Excerpted records
-------------------------

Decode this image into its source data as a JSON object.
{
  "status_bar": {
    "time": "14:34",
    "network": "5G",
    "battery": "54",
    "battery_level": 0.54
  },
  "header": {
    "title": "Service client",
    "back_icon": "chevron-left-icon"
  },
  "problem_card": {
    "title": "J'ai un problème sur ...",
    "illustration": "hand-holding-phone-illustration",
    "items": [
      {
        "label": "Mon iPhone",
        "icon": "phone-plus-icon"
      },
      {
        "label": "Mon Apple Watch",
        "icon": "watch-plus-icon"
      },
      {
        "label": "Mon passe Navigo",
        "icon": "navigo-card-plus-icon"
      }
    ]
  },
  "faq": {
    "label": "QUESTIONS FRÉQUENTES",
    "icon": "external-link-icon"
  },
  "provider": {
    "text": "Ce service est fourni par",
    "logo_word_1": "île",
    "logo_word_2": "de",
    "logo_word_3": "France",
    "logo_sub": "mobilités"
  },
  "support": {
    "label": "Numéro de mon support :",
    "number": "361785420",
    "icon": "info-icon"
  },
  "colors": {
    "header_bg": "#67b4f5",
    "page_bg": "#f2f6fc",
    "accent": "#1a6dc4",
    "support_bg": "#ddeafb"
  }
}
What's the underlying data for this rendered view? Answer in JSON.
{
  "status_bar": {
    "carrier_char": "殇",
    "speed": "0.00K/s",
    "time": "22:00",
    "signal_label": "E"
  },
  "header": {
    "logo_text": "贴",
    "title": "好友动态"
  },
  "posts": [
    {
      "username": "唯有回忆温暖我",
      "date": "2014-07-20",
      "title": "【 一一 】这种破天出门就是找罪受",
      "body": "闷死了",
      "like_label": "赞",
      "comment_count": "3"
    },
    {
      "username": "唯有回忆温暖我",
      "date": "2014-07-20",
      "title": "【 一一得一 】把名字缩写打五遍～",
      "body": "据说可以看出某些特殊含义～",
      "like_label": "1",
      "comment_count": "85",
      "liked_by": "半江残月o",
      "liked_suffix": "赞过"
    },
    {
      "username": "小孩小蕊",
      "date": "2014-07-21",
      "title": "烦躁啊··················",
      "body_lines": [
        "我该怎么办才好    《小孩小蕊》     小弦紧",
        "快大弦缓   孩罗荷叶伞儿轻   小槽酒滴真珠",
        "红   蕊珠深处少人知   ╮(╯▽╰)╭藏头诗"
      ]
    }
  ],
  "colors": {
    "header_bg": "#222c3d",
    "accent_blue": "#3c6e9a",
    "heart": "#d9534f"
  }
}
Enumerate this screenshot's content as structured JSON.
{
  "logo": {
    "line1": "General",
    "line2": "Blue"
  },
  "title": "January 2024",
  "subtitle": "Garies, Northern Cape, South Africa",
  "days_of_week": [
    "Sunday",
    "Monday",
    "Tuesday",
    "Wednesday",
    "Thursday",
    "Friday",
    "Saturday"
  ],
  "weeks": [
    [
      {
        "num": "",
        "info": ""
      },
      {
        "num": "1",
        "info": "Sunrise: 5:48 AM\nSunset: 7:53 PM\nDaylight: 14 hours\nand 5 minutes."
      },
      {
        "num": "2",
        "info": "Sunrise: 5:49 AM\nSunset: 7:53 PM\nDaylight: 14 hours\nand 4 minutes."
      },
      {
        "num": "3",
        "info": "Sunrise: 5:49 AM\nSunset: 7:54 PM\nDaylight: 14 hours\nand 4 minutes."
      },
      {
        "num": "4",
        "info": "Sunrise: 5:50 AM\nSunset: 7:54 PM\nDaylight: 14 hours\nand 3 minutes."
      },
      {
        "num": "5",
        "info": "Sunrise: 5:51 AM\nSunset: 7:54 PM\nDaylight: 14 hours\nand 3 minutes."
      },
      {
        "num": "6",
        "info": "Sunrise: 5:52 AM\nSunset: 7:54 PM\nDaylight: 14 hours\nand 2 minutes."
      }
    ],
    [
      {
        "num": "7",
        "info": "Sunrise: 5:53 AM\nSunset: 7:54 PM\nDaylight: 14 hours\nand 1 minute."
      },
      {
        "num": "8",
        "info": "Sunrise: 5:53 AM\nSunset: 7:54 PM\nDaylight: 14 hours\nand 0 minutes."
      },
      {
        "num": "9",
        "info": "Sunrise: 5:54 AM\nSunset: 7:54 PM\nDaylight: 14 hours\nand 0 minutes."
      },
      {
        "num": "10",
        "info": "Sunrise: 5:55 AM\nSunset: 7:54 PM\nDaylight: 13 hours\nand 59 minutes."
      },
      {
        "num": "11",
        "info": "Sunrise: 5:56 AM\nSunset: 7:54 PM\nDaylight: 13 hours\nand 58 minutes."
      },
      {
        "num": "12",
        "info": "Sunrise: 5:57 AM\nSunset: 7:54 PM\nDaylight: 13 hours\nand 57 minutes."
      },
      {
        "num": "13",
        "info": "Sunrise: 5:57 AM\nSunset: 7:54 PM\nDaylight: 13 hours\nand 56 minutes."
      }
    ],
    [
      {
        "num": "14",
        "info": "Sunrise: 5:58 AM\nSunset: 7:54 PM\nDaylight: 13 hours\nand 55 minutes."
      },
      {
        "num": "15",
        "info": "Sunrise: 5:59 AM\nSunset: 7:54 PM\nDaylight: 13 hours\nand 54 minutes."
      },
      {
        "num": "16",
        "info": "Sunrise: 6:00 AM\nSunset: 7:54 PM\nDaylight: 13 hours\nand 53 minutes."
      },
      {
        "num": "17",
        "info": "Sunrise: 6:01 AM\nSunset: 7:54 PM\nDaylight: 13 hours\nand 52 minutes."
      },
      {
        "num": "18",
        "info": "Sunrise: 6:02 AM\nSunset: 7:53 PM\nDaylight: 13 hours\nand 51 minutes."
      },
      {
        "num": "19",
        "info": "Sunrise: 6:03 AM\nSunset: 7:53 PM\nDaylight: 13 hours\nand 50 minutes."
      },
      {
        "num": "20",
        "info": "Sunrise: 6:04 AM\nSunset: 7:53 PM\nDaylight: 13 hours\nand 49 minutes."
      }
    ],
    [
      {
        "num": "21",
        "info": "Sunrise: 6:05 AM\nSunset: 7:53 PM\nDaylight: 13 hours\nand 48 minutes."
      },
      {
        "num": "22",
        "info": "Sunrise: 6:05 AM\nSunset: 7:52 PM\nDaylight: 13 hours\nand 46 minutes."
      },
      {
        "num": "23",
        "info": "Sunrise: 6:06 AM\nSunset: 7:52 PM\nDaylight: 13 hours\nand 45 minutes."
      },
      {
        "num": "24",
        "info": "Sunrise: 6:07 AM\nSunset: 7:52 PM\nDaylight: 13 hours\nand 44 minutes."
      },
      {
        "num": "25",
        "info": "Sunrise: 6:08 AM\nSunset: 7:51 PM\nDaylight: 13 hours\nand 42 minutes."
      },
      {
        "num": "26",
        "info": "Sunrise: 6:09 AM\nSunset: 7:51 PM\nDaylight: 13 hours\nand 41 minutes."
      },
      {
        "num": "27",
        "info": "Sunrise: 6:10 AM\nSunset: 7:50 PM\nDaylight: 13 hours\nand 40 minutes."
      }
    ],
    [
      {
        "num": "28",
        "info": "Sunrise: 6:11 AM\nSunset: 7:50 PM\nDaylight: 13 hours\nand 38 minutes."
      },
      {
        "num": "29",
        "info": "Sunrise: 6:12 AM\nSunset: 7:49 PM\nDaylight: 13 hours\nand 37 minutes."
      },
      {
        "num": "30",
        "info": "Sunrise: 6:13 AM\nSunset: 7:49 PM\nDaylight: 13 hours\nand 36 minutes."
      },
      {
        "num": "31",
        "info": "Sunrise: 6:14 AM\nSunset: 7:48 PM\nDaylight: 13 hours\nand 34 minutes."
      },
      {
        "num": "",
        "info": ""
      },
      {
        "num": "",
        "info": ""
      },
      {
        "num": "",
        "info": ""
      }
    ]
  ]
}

-------------------------

Your objective
Across the records, how many lines contain "data"? Only the number should be given.

Exercise response
2